> Challenge: Single out the lines that include the word "ylabel". Copy them.

> Materials provided:
---*---
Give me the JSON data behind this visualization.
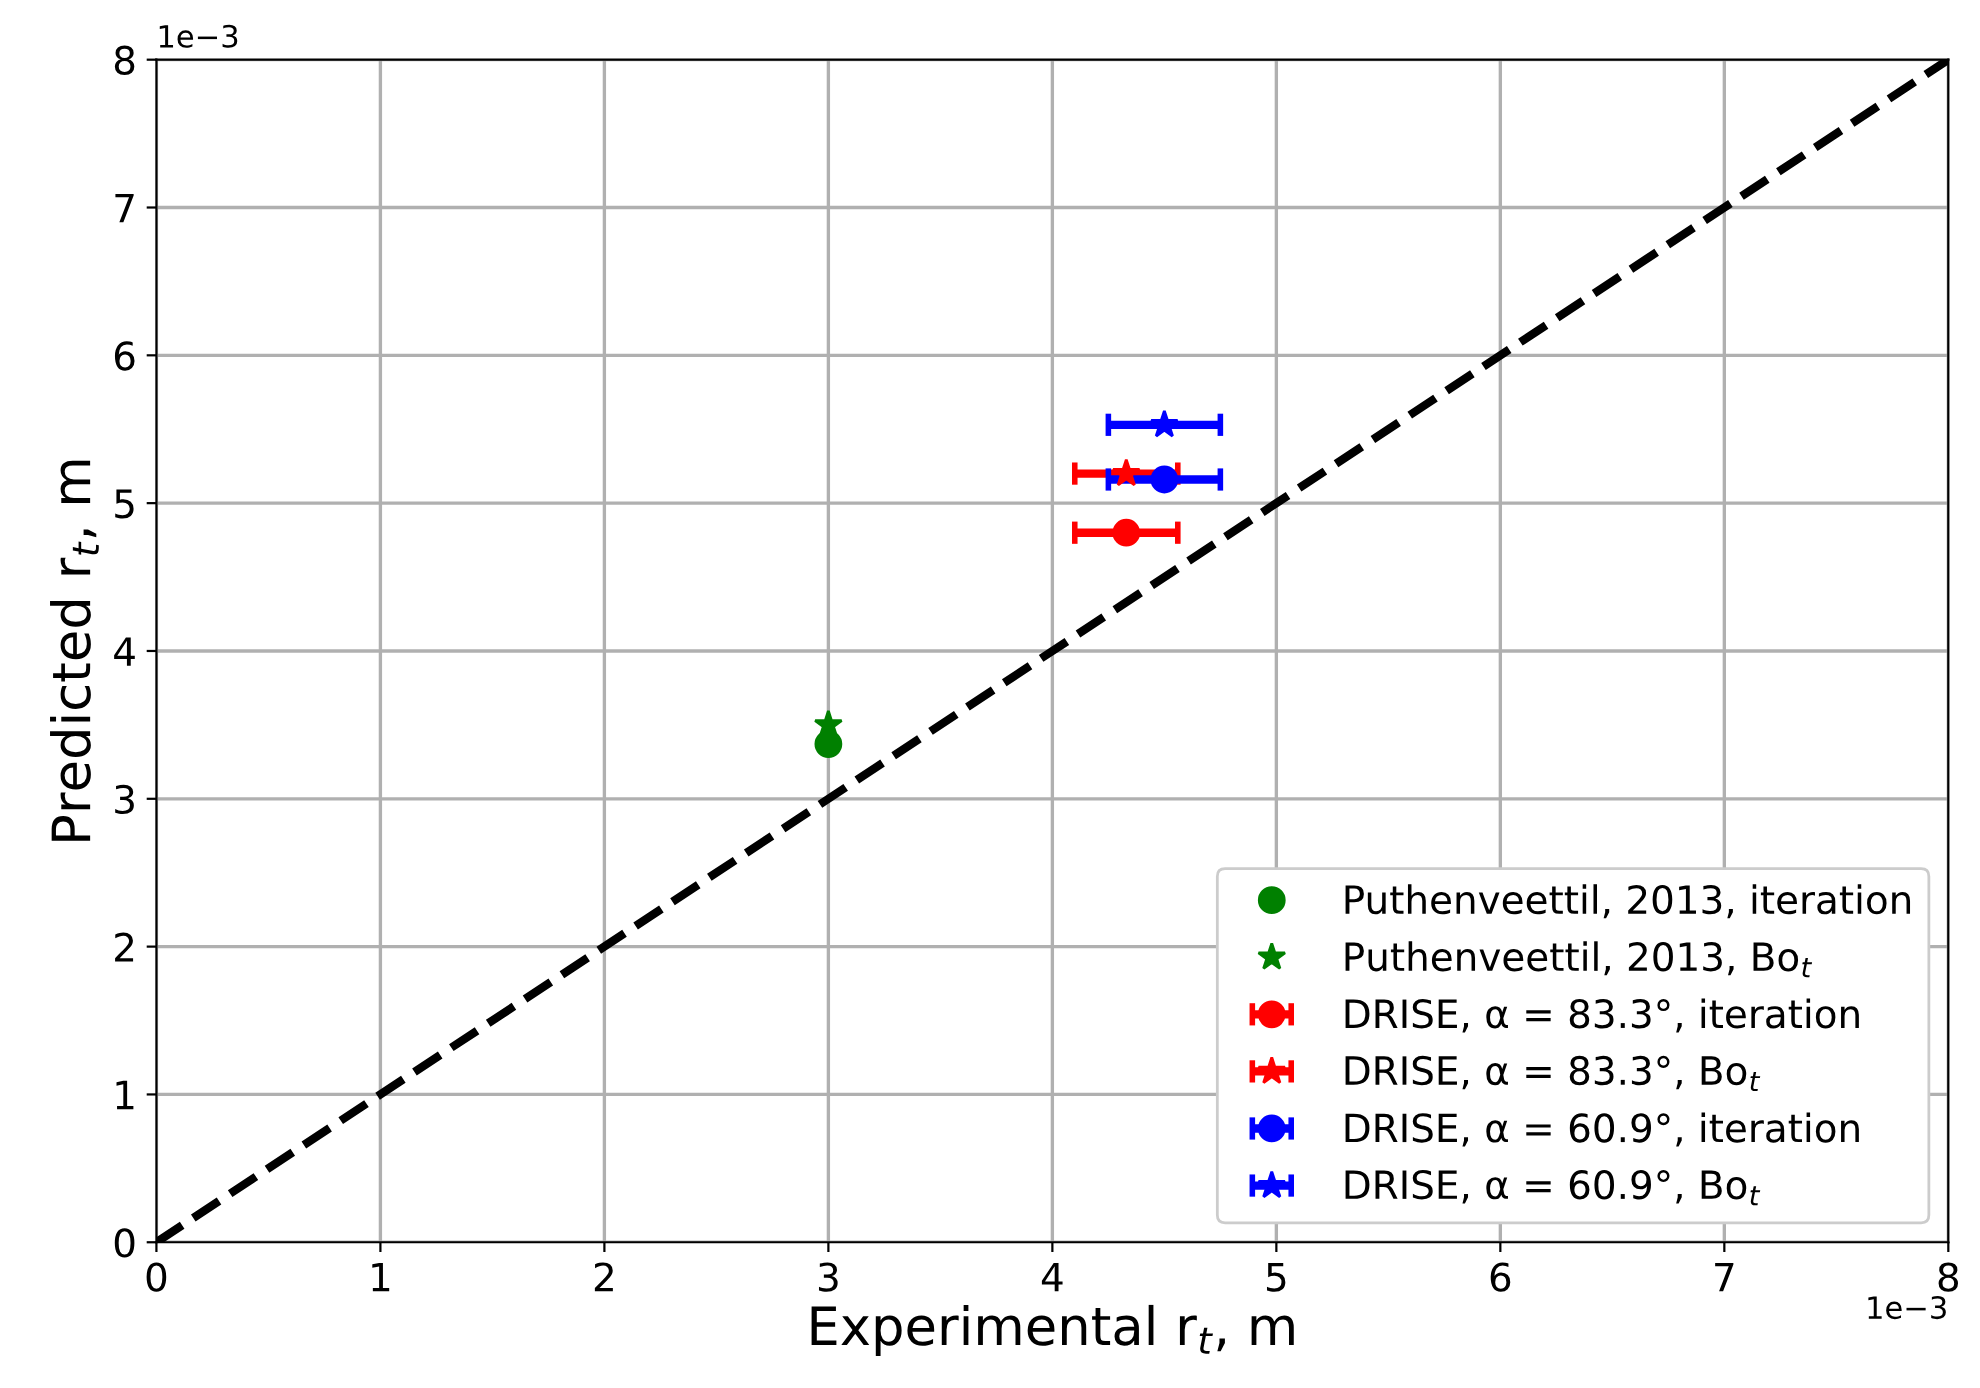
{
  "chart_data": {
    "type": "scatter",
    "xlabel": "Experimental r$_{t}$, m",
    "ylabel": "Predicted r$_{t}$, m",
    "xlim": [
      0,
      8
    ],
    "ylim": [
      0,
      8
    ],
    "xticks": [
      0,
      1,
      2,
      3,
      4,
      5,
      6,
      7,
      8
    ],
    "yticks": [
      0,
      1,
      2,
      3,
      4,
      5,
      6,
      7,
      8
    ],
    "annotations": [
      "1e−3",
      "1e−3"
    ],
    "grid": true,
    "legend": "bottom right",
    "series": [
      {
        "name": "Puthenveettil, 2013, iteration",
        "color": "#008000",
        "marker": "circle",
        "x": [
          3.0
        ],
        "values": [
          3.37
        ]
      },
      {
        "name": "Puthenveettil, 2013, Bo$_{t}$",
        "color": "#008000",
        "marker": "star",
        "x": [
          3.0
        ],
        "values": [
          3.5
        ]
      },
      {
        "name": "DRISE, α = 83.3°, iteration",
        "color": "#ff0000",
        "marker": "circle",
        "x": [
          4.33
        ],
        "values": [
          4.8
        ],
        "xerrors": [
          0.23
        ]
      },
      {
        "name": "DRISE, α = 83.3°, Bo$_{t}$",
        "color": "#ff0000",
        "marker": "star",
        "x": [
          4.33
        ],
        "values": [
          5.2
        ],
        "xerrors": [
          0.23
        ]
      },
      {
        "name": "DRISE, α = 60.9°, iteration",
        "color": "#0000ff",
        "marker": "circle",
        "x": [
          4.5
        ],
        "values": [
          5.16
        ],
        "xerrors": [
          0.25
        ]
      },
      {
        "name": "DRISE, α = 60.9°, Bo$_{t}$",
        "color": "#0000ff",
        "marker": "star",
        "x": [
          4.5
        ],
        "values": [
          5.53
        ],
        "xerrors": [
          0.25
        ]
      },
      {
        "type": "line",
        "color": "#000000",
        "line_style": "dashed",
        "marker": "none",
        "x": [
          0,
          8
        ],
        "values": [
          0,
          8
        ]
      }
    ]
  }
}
---*---
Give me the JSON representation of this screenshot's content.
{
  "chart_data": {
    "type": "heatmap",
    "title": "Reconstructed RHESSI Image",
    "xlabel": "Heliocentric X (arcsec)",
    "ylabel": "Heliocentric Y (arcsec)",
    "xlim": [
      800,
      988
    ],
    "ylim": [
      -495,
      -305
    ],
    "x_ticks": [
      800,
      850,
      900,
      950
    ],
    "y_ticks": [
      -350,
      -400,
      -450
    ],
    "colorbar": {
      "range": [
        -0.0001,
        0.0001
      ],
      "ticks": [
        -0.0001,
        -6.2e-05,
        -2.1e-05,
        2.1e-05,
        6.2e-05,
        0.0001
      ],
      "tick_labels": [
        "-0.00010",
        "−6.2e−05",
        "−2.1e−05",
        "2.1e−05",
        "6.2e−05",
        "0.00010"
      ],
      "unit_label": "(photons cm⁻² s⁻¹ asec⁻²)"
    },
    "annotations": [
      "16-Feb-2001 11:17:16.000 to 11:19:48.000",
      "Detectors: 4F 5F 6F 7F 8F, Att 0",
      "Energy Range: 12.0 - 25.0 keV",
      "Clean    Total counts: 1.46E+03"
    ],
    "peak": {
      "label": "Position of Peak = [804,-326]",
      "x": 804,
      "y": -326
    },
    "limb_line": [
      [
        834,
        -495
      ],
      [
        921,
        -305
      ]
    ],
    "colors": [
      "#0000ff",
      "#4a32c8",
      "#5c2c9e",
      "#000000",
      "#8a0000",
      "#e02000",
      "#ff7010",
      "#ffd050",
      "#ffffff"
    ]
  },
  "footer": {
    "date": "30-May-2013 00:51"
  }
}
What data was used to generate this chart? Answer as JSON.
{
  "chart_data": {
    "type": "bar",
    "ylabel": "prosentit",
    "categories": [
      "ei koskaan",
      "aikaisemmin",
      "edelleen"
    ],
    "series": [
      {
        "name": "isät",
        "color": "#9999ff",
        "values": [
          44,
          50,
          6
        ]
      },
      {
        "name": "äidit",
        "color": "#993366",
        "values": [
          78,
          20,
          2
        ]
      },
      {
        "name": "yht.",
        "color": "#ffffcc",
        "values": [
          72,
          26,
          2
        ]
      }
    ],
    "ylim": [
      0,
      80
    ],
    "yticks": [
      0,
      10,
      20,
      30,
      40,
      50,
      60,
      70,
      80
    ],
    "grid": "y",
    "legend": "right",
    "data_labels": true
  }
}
---*---
> Right answer:
    "ylabel": "Predicted r$_{t}$, m",
    "ylabel": "Heliocentric Y (arcsec)",
    "ylabel": "prosentit",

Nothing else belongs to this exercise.